→ **AIM OF THE TASK**
Look at the entries below and reproduce them exactly.

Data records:

--- START ---

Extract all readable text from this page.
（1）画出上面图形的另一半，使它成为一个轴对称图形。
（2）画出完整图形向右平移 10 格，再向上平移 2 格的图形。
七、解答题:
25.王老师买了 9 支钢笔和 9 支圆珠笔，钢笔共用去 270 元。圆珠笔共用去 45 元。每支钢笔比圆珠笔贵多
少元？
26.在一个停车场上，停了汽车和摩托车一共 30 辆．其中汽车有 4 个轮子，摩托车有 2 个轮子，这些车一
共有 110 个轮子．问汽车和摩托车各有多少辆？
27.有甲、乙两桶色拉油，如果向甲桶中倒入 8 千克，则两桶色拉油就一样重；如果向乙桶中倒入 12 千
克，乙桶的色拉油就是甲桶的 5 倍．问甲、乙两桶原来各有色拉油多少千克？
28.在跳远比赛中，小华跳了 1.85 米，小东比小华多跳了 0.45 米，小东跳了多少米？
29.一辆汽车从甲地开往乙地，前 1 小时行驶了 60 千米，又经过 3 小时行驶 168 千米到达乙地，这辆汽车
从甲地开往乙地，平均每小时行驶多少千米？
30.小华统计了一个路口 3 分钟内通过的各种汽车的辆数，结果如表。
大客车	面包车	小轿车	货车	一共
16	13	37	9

--- END ---

→ **COMPLETE ANSWER**
Extract all readable text from this page.
（1）画出上面图形的另一半，使它成为一个轴对称图形。
（2）画出完整图形向右平移 10 格，再向上平移 2 格的图形。
七、解答题:
25.王老师买了 9 支钢笔和 9 支圆珠笔，钢笔共用去 270 元。圆珠笔共用去 45 元。每支钢笔比圆珠笔贵多
少元？
26.在一个停车场上，停了汽车和摩托车一共 30 辆．其中汽车有 4 个轮子，摩托车有 2 个轮子，这些车一
共有 110 个轮子．问汽车和摩托车各有多少辆？
27.有甲、乙两桶色拉油，如果向甲桶中倒入 8 千克，则两桶色拉油就一样重；如果向乙桶中倒入 12 千
克，乙桶的色拉油就是甲桶的 5 倍．问甲、乙两桶原来各有色拉油多少千克？
28.在跳远比赛中，小华跳了 1.85 米，小东比小华多跳了 0.45 米，小东跳了多少米？
29.一辆汽车从甲地开往乙地，前 1 小时行驶了 60 千米，又经过 3 小时行驶 168 千米到达乙地，这辆汽车
从甲地开往乙地，平均每小时行驶多少千米？
30.小华统计了一个路口 3 分钟内通过的各种汽车的辆数，结果如表。
大客车	面包车	小轿车	货车	一共
16	13	37	9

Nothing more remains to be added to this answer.